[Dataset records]
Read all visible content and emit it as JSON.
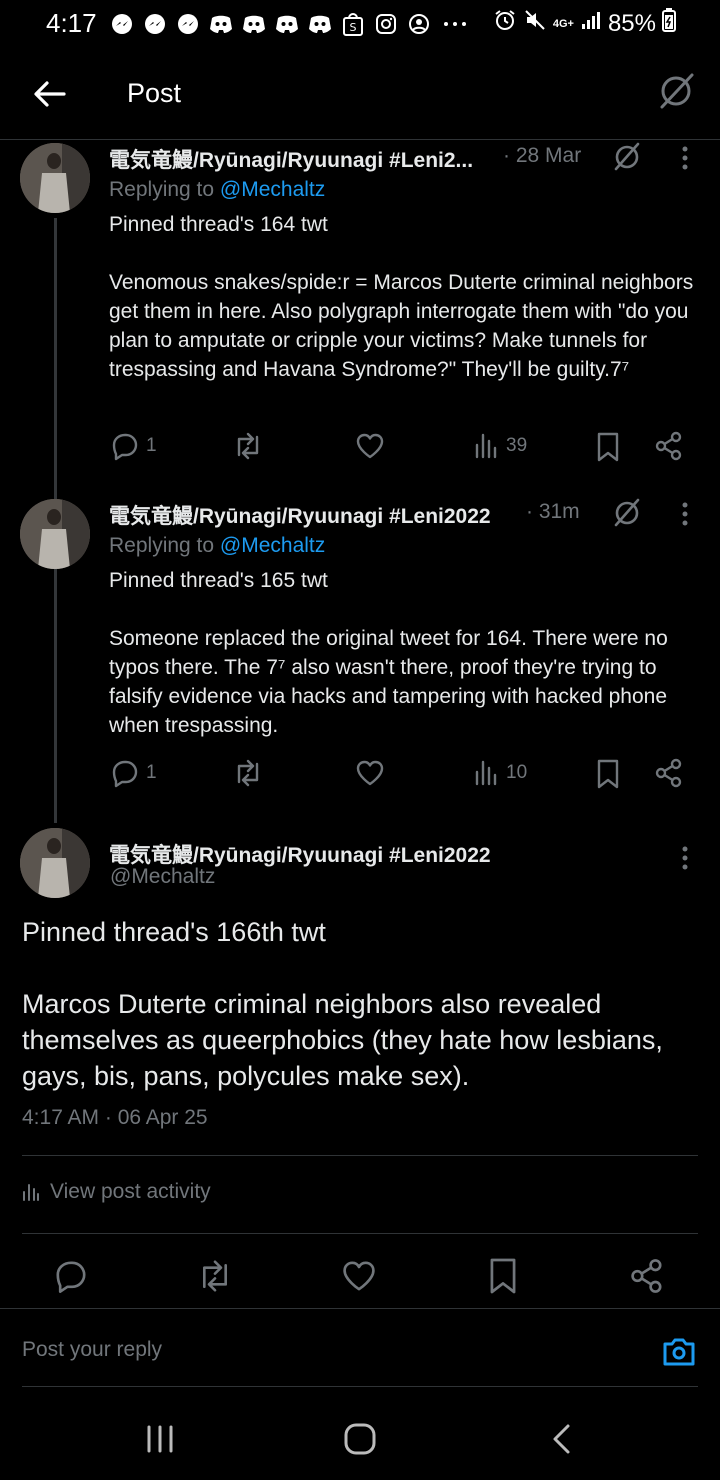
{
  "status_bar": {
    "time": "4:17",
    "network": "4G+",
    "battery": "85%",
    "icons": [
      "messenger-icon",
      "messenger-icon",
      "messenger-icon",
      "discord-icon",
      "discord-icon",
      "discord-icon",
      "discord-icon",
      "shopee-icon",
      "instagram-icon",
      "user-circle-icon",
      "more-icon"
    ],
    "right_icons": [
      "alarm-icon",
      "mute-icon",
      "signal-icon",
      "battery-icon"
    ]
  },
  "header": {
    "title": "Post"
  },
  "replies": [
    {
      "author": "電気竜鰻/Ryūnagi/Ryuunagi #Leni2...",
      "time": "· 28 Mar",
      "replying_label": "Replying to ",
      "mention": "@Mechaltz",
      "text": "Pinned thread's 164 twt\n\nVenomous snakes/spide:r = Marcos Duterte criminal neighbors get them in here. Also polygraph interrogate them with \"do you plan to amputate or cripple your victims? Make tunnels for trespassing and Havana Syndrome?\" They'll be guilty.7⁷",
      "replies_count": "1",
      "views_count": "39"
    },
    {
      "author": "電気竜鰻/Ryūnagi/Ryuunagi #Leni2022",
      "time": "· 31m",
      "replying_label": "Replying to ",
      "mention": "@Mechaltz",
      "text": "Pinned thread's 165 twt\n\nSomeone replaced the original tweet for 164. There were no typos there. The 7⁷ also wasn't there, proof they're trying to falsify evidence via hacks and tampering with hacked phone when trespassing.",
      "replies_count": "1",
      "views_count": "10"
    }
  ],
  "main_post": {
    "author": "電気竜鰻/Ryūnagi/Ryuunagi #Leni2022",
    "handle": "@Mechaltz",
    "text": "Pinned thread's 166th twt\n\nMarcos Duterte criminal neighbors also revealed themselves as queerphobics (they hate how lesbians, gays, bis, pans, polycules make sex).",
    "timestamp": "4:17 AM · 06 Apr 25",
    "view_activity": "View post activity"
  },
  "composer": {
    "placeholder": "Post your reply"
  },
  "colors": {
    "background": "#000000",
    "text": "#e7e9ea",
    "muted": "#71767b",
    "accent": "#1d9bf0",
    "divider": "#2f3336"
  }
}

* **STATED GOAL**:
Make a verbatim copy of all the entries and strip out the pictures.

* **CORRECT ANSWER**:
Read all visible content and emit it as JSON.
{
  "status_bar": {
    "time": "4:17",
    "network": "4G+",
    "battery": "85%",
    "icons": [
      "messenger-icon",
      "messenger-icon",
      "messenger-icon",
      "discord-icon",
      "discord-icon",
      "discord-icon",
      "discord-icon",
      "shopee-icon",
      "instagram-icon",
      "user-circle-icon",
      "more-icon"
    ],
    "right_icons": [
      "alarm-icon",
      "mute-icon",
      "signal-icon",
      "battery-icon"
    ]
  },
  "header": {
    "title": "Post"
  },
  "replies": [
    {
      "author": "電気竜鰻/Ryūnagi/Ryuunagi #Leni2...",
      "time": "· 28 Mar",
      "replying_label": "Replying to ",
      "mention": "@Mechaltz",
      "text": "Pinned thread's 164 twt\n\nVenomous snakes/spide:r = Marcos Duterte criminal neighbors get them in here. Also polygraph interrogate them with \"do you plan to amputate or cripple your victims? Make tunnels for trespassing and Havana Syndrome?\" They'll be guilty.7⁷",
      "replies_count": "1",
      "views_count": "39"
    },
    {
      "author": "電気竜鰻/Ryūnagi/Ryuunagi #Leni2022",
      "time": "· 31m",
      "replying_label": "Replying to ",
      "mention": "@Mechaltz",
      "text": "Pinned thread's 165 twt\n\nSomeone replaced the original tweet for 164. There were no typos there. The 7⁷ also wasn't there, proof they're trying to falsify evidence via hacks and tampering with hacked phone when trespassing.",
      "replies_count": "1",
      "views_count": "10"
    }
  ],
  "main_post": {
    "author": "電気竜鰻/Ryūnagi/Ryuunagi #Leni2022",
    "handle": "@Mechaltz",
    "text": "Pinned thread's 166th twt\n\nMarcos Duterte criminal neighbors also revealed themselves as queerphobics (they hate how lesbians, gays, bis, pans, polycules make sex).",
    "timestamp": "4:17 AM · 06 Apr 25",
    "view_activity": "View post activity"
  },
  "composer": {
    "placeholder": "Post your reply"
  },
  "colors": {
    "background": "#000000",
    "text": "#e7e9ea",
    "muted": "#71767b",
    "accent": "#1d9bf0",
    "divider": "#2f3336"
  }
}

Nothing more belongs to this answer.